Task directions.
Copy the data precisely, character for character, and leave out every picture.
==========
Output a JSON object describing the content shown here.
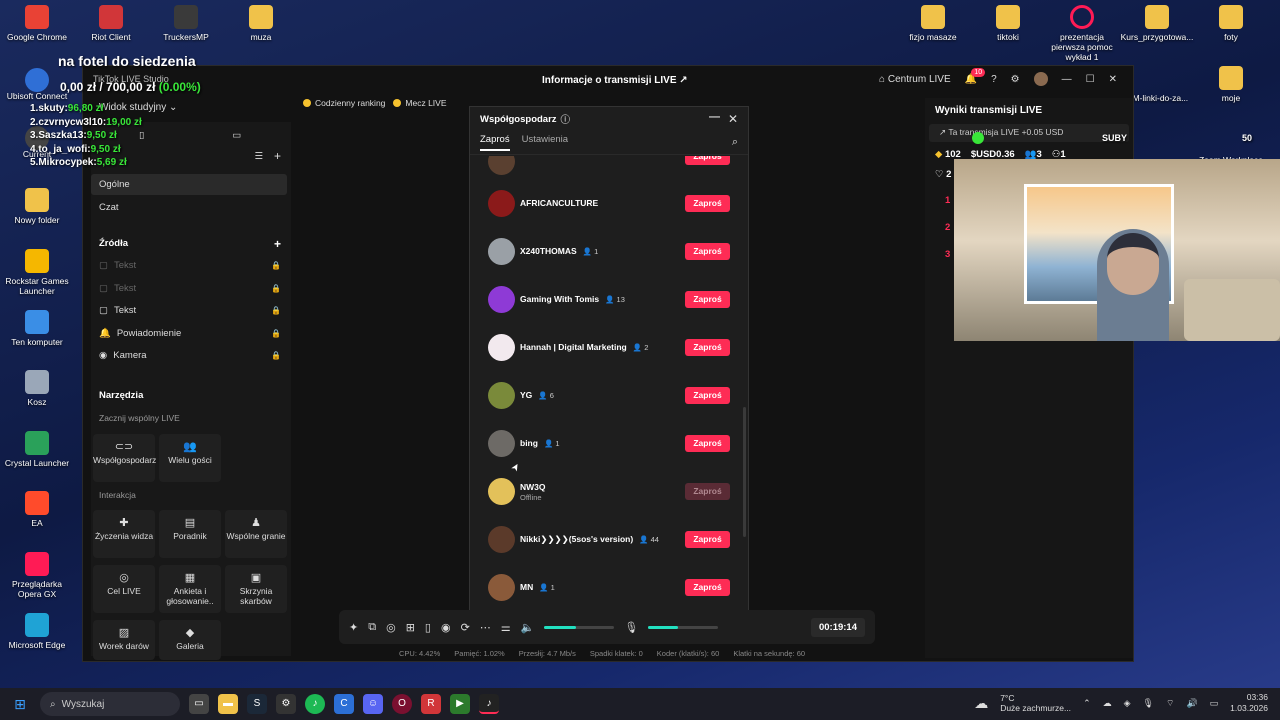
{
  "desktop": {
    "icons_left": [
      {
        "label": "Google Chrome",
        "icon": "chrome-icon",
        "color": "#e94235"
      },
      {
        "label": "Ubisoft Connect",
        "icon": "ubisoft-icon",
        "color": "#2f6fd6"
      },
      {
        "label": "Current",
        "icon": "current-icon",
        "color": "#444"
      },
      {
        "label": "Nowy folder",
        "icon": "folder-icon",
        "color": "#f0c24a"
      },
      {
        "label": "Rockstar Games Launcher",
        "icon": "rockstar-icon",
        "color": "#f5b700"
      },
      {
        "label": "Ten komputer",
        "icon": "computer-icon",
        "color": "#3a8ee6"
      },
      {
        "label": "Kosz",
        "icon": "recycle-bin-icon",
        "color": "#9aa7b8"
      },
      {
        "label": "Crystal Launcher",
        "icon": "crystal-icon",
        "color": "#2aa15a"
      },
      {
        "label": "EA",
        "icon": "ea-icon",
        "color": "#ff4b2b"
      },
      {
        "label": "Przeglądarka Opera GX",
        "icon": "opera-gx-icon",
        "color": "#ff1b55"
      },
      {
        "label": "Microsoft Edge",
        "icon": "edge-icon",
        "color": "#1fa3d5"
      }
    ],
    "icons_top": [
      {
        "label": "Riot Client",
        "icon": "riot-icon"
      },
      {
        "label": "TruckersMP",
        "icon": "truckersmp-icon"
      },
      {
        "label": "muza",
        "icon": "folder-icon"
      }
    ],
    "icons_right": [
      {
        "label": "fizjo masaze",
        "icon": "folder-icon"
      },
      {
        "label": "tiktoki",
        "icon": "folder-icon"
      },
      {
        "label": "prezentacja pierwsza pomoc wykład 1",
        "icon": "opera-icon"
      },
      {
        "label": "Kurs_przygotowa...",
        "icon": "folder-icon"
      },
      {
        "label": "foty",
        "icon": "folder-icon"
      },
      {
        "label": "OM-linki-do-za...",
        "icon": "opera-icon"
      },
      {
        "label": "moje",
        "icon": "folder-icon"
      },
      {
        "label": "Zoom Workplace",
        "icon": "zoom-icon"
      }
    ]
  },
  "overlay": {
    "title": "na fotel do siedzenia",
    "sum": "0,00 zł / 700,00 zł",
    "percent": "(0.00%)",
    "leaders": [
      {
        "name": "1.skuty:",
        "amount": "96,80 zł"
      },
      {
        "name": "2.czvrnycw3l10:",
        "amount": "19,00 zł"
      },
      {
        "name": "3.Saszka13:",
        "amount": "9,50 zł"
      },
      {
        "name": "4.to_ja_wofi:",
        "amount": "9,50 zł"
      },
      {
        "name": "5.Mikrocypek:",
        "amount": "5,69 zł"
      }
    ],
    "subs_label": "SUBY",
    "subs_count": "50"
  },
  "app": {
    "name": "TikTok LIVE Studio",
    "view_select": "Widok studyjny",
    "center_title": "Informacje o transmisji LIVE",
    "center_btn": "Centrum LIVE",
    "notif_count": "10",
    "pills": [
      "Codzienny ranking",
      "Mecz LIVE"
    ],
    "left": {
      "general": "Ogólne",
      "chat": "Czat",
      "sources_title": "Źródła",
      "sources": [
        {
          "label": "Tekst",
          "dim": true
        },
        {
          "label": "Tekst",
          "dim": true
        },
        {
          "label": "Tekst",
          "dim": false
        },
        {
          "label": "Powiadomienie",
          "dim": false
        },
        {
          "label": "Kamera",
          "dim": false
        }
      ],
      "tools_title": "Narzędzia",
      "start_shared": "Zacznij wspólny LIVE",
      "tools_shared": [
        {
          "label": "Współgospodarz",
          "icon": "link-icon"
        },
        {
          "label": "Wielu gości",
          "icon": "users-icon"
        }
      ],
      "interaction_title": "Interakcja",
      "tools_interaction": [
        {
          "label": "Życzenia widza",
          "icon": "wish-icon"
        },
        {
          "label": "Poradnik",
          "icon": "book-icon"
        },
        {
          "label": "Wspólne granie",
          "icon": "joystick-icon"
        },
        {
          "label": "Cel LIVE",
          "icon": "target-icon"
        },
        {
          "label": "Ankieta i głosowanie..",
          "icon": "poll-icon"
        },
        {
          "label": "Skrzynia skarbów",
          "icon": "chest-icon"
        },
        {
          "label": "Worek darów",
          "icon": "bag-icon"
        },
        {
          "label": "Galeria",
          "icon": "gallery-icon"
        }
      ]
    },
    "modal": {
      "title": "Współgospodarz",
      "tab_invite": "Zaproś",
      "tab_settings": "Ustawienia",
      "invite_label": "Zaproś",
      "users": [
        {
          "name": "AFRICANCULTURE",
          "count": "",
          "sub": "",
          "avatar": "#8b1a1a",
          "enabled": true
        },
        {
          "name": "X240THOMAS",
          "count": "1",
          "sub": "",
          "avatar": "#9aa0a6",
          "enabled": true
        },
        {
          "name": "Gaming With Tomis",
          "count": "13",
          "sub": "",
          "avatar": "#8e3ad6",
          "enabled": true
        },
        {
          "name": "Hannah | Digital Marketing",
          "count": "2",
          "sub": "",
          "avatar": "#f2e9ee",
          "enabled": true
        },
        {
          "name": "YG",
          "count": "6",
          "sub": "",
          "avatar": "#7a8a3a",
          "enabled": true
        },
        {
          "name": "bing",
          "count": "1",
          "sub": "",
          "avatar": "#6d6a66",
          "enabled": true
        },
        {
          "name": "NW3Q",
          "count": "",
          "sub": "Offline",
          "avatar": "#e3c15a",
          "enabled": false
        },
        {
          "name": "Nikki❯❯❯❯(5sos's version)",
          "count": "44",
          "sub": "",
          "avatar": "#5b3a2a",
          "enabled": true
        },
        {
          "name": "MN",
          "count": "1",
          "sub": "",
          "avatar": "#8a5a3a",
          "enabled": true
        }
      ]
    },
    "bottom": {
      "timer": "00:19:14",
      "volume_level": 0.45,
      "mic_level": 0.42,
      "stats": [
        "CPU: 4.42%",
        "Pamięć: 1.02%",
        "Przesłij: 4.7 Mb/s",
        "Spadki klatek: 0",
        "Koder (klatki/s): 60",
        "Klatki na sekundę: 60"
      ]
    },
    "right": {
      "title": "Wyniki transmisji LIVE",
      "promo": "Ta transmisja LIVE +0.05 USD",
      "diamonds": "102",
      "usd": "USD0.36",
      "viewers": "3",
      "gifters": "1",
      "likes": "2",
      "ranks": [
        "1",
        "2",
        "3"
      ]
    }
  },
  "taskbar": {
    "search": "Wyszukaj",
    "weather_temp": "7°C",
    "weather_desc": "Duże zachmurze...",
    "time": "03:36",
    "date": "1.03.2026"
  }
}
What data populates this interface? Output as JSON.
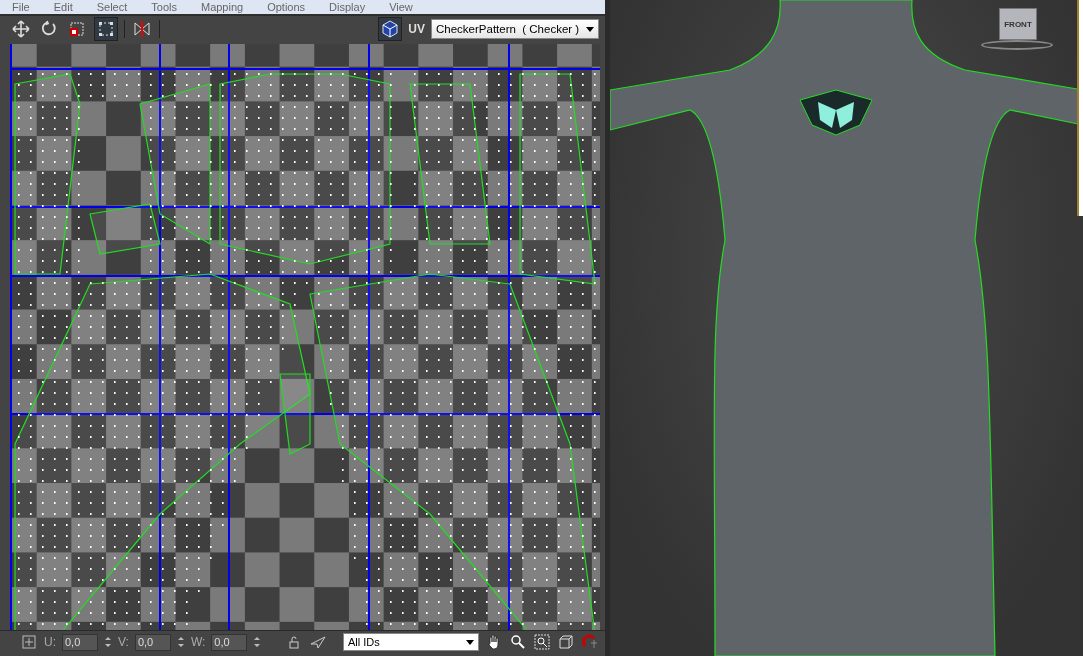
{
  "menu": [
    {
      "label": "File"
    },
    {
      "label": "Edit"
    },
    {
      "label": "Select"
    },
    {
      "label": "Tools"
    },
    {
      "label": "Mapping"
    },
    {
      "label": "Options"
    },
    {
      "label": "Display"
    },
    {
      "label": "View"
    }
  ],
  "toolbar": {
    "uv_label": "UV",
    "texture_dropdown": {
      "value": "CheckerPattern  ( Checker )"
    }
  },
  "status_bar": {
    "fields": [
      {
        "label": "U:",
        "value": "0,0"
      },
      {
        "label": "V:",
        "value": "0,0"
      },
      {
        "label": "W:",
        "value": "0,0"
      }
    ],
    "id_filter": {
      "value": "All IDs"
    }
  },
  "viewport": {
    "viewcube_label": "FRONT"
  }
}
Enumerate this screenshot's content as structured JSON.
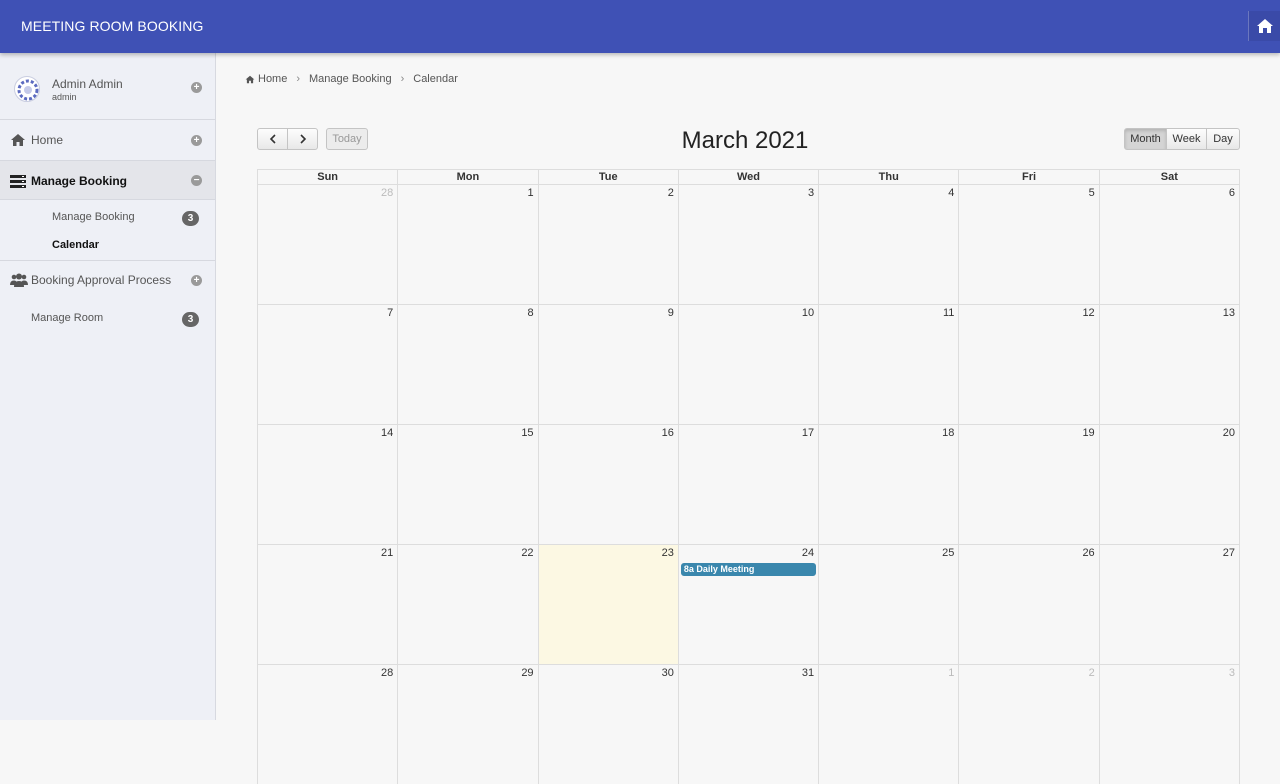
==========
Full solution.
Output a JSON object describing the content shown here.
{
  "desktop": {
    "icons_left": [
      {
        "label": "Google Chrome",
        "icon": "chrome-icon",
        "color": "#e94235"
      },
      {
        "label": "Ubisoft Connect",
        "icon": "ubisoft-icon",
        "color": "#2f6fd6"
      },
      {
        "label": "Current",
        "icon": "current-icon",
        "color": "#444"
      },
      {
        "label": "Nowy folder",
        "icon": "folder-icon",
        "color": "#f0c24a"
      },
      {
        "label": "Rockstar Games Launcher",
        "icon": "rockstar-icon",
        "color": "#f5b700"
      },
      {
        "label": "Ten komputer",
        "icon": "computer-icon",
        "color": "#3a8ee6"
      },
      {
        "label": "Kosz",
        "icon": "recycle-bin-icon",
        "color": "#9aa7b8"
      },
      {
        "label": "Crystal Launcher",
        "icon": "crystal-icon",
        "color": "#2aa15a"
      },
      {
        "label": "EA",
        "icon": "ea-icon",
        "color": "#ff4b2b"
      },
      {
        "label": "Przeglądarka Opera GX",
        "icon": "opera-gx-icon",
        "color": "#ff1b55"
      },
      {
        "label": "Microsoft Edge",
        "icon": "edge-icon",
        "color": "#1fa3d5"
      }
    ],
    "icons_top": [
      {
        "label": "Riot Client",
        "icon": "riot-icon"
      },
      {
        "label": "TruckersMP",
        "icon": "truckersmp-icon"
      },
      {
        "label": "muza",
        "icon": "folder-icon"
      }
    ],
    "icons_right": [
      {
        "label": "fizjo masaze",
        "icon": "folder-icon"
      },
      {
        "label": "tiktoki",
        "icon": "folder-icon"
      },
      {
        "label": "prezentacja pierwsza pomoc wykład 1",
        "icon": "opera-icon"
      },
      {
        "label": "Kurs_przygotowa...",
        "icon": "folder-icon"
      },
      {
        "label": "foty",
        "icon": "folder-icon"
      },
      {
        "label": "OM-linki-do-za...",
        "icon": "opera-icon"
      },
      {
        "label": "moje",
        "icon": "folder-icon"
      },
      {
        "label": "Zoom Workplace",
        "icon": "zoom-icon"
      }
    ]
  },
  "overlay": {
    "title": "na fotel do siedzenia",
    "sum": "0,00 zł / 700,00 zł",
    "percent": "(0.00%)",
    "leaders": [
      {
        "name": "1.skuty:",
        "amount": "96,80 zł"
      },
      {
        "name": "2.czvrnycw3l10:",
        "amount": "19,00 zł"
      },
      {
        "name": "3.Saszka13:",
        "amount": "9,50 zł"
      },
      {
        "name": "4.to_ja_wofi:",
        "amount": "9,50 zł"
      },
      {
        "name": "5.Mikrocypek:",
        "amount": "5,69 zł"
      }
    ],
    "subs_label": "SUBY",
    "subs_count": "50"
  },
  "app": {
    "name": "TikTok LIVE Studio",
    "view_select": "Widok studyjny",
    "center_title": "Informacje o transmisji LIVE",
    "center_btn": "Centrum LIVE",
    "notif_count": "10",
    "pills": [
      "Codzienny ranking",
      "Mecz LIVE"
    ],
    "left": {
      "general": "Ogólne",
      "chat": "Czat",
      "sources_title": "Źródła",
      "sources": [
        {
          "label": "Tekst",
          "dim": true
        },
        {
          "label": "Tekst",
          "dim": true
        },
        {
          "label": "Tekst",
          "dim": false
        },
        {
          "label": "Powiadomienie",
          "dim": false
        },
        {
          "label": "Kamera",
          "dim": false
        }
      ],
      "tools_title": "Narzędzia",
      "start_shared": "Zacznij wspólny LIVE",
      "tools_shared": [
        {
          "label": "Współgospodarz",
          "icon": "link-icon"
        },
        {
          "label": "Wielu gości",
          "icon": "users-icon"
        }
      ],
      "interaction_title": "Interakcja",
      "tools_interaction": [
        {
          "label": "Życzenia widza",
          "icon": "wish-icon"
        },
        {
          "label": "Poradnik",
          "icon": "book-icon"
        },
        {
          "label": "Wspólne granie",
          "icon": "joystick-icon"
        },
        {
          "label": "Cel LIVE",
          "icon": "target-icon"
        },
        {
          "label": "Ankieta i głosowanie..",
          "icon": "poll-icon"
        },
        {
          "label": "Skrzynia skarbów",
          "icon": "chest-icon"
        },
        {
          "label": "Worek darów",
          "icon": "bag-icon"
        },
        {
          "label": "Galeria",
          "icon": "gallery-icon"
        }
      ]
    },
    "modal": {
      "title": "Współgospodarz",
      "tab_invite": "Zaproś",
      "tab_settings": "Ustawienia",
      "invite_label": "Zaproś",
      "users": [
        {
          "name": "AFRICANCULTURE",
          "count": "",
          "sub": "",
          "avatar": "#8b1a1a",
          "enabled": true
        },
        {
          "name": "X240THOMAS",
          "count": "1",
          "sub": "",
          "avatar": "#9aa0a6",
          "enabled": true
        },
        {
          "name": "Gaming With Tomis",
          "count": "13",
          "sub": "",
          "avatar": "#8e3ad6",
          "enabled": true
        },
        {
          "name": "Hannah | Digital Marketing",
          "count": "2",
          "sub": "",
          "avatar": "#f2e9ee",
          "enabled": true
        },
        {
          "name": "YG",
          "count": "6",
          "sub": "",
          "avatar": "#7a8a3a",
          "enabled": true
        },
        {
          "name": "bing",
          "count": "1",
          "sub": "",
          "avatar": "#6d6a66",
          "enabled": true
        },
        {
          "name": "NW3Q",
          "count": "",
          "sub": "Offline",
          "avatar": "#e3c15a",
          "enabled": false
        },
        {
          "name": "Nikki❯❯❯❯(5sos's version)",
          "count": "44",
          "sub": "",
          "avatar": "#5b3a2a",
          "enabled": true
        },
        {
          "name": "MN",
          "count": "1",
          "sub": "",
          "avatar": "#8a5a3a",
          "enabled": true
        }
      ]
    },
    "bottom": {
      "timer": "00:19:14",
      "volume_level": 0.45,
      "mic_level": 0.42,
      "stats": [
        "CPU: 4.42%",
        "Pamięć: 1.02%",
        "Przesłij: 4.7 Mb/s",
        "Spadki klatek: 0",
        "Koder (klatki/s): 60",
        "Klatki na sekundę: 60"
      ]
    },
    "right": {
      "title": "Wyniki transmisji LIVE",
      "promo": "Ta transmisja LIVE +0.05 USD",
      "diamonds": "102",
      "usd": "USD0.36",
      "viewers": "3",
      "gifters": "1",
      "likes": "2",
      "ranks": [
        "1",
        "2",
        "3"
      ]
    }
  },
  "taskbar": {
    "search": "Wyszukaj",
    "weather_temp": "7°C",
    "weather_desc": "Duże zachmurze...",
    "time": "03:36",
    "date": "1.03.2026"
  }
}
What data populates this interface? Output as JSON.
{
  "menu": [
    {
      "label": "File"
    },
    {
      "label": "Edit"
    },
    {
      "label": "Select"
    },
    {
      "label": "Tools"
    },
    {
      "label": "Mapping"
    },
    {
      "label": "Options"
    },
    {
      "label": "Display"
    },
    {
      "label": "View"
    }
  ],
  "toolbar": {
    "uv_label": "UV",
    "texture_dropdown": {
      "value": "CheckerPattern  ( Checker )"
    }
  },
  "status_bar": {
    "fields": [
      {
        "label": "U:",
        "value": "0,0"
      },
      {
        "label": "V:",
        "value": "0,0"
      },
      {
        "label": "W:",
        "value": "0,0"
      }
    ],
    "id_filter": {
      "value": "All IDs"
    }
  },
  "viewport": {
    "viewcube_label": "FRONT"
  }
}
Enumerate this screenshot's content as structured JSON.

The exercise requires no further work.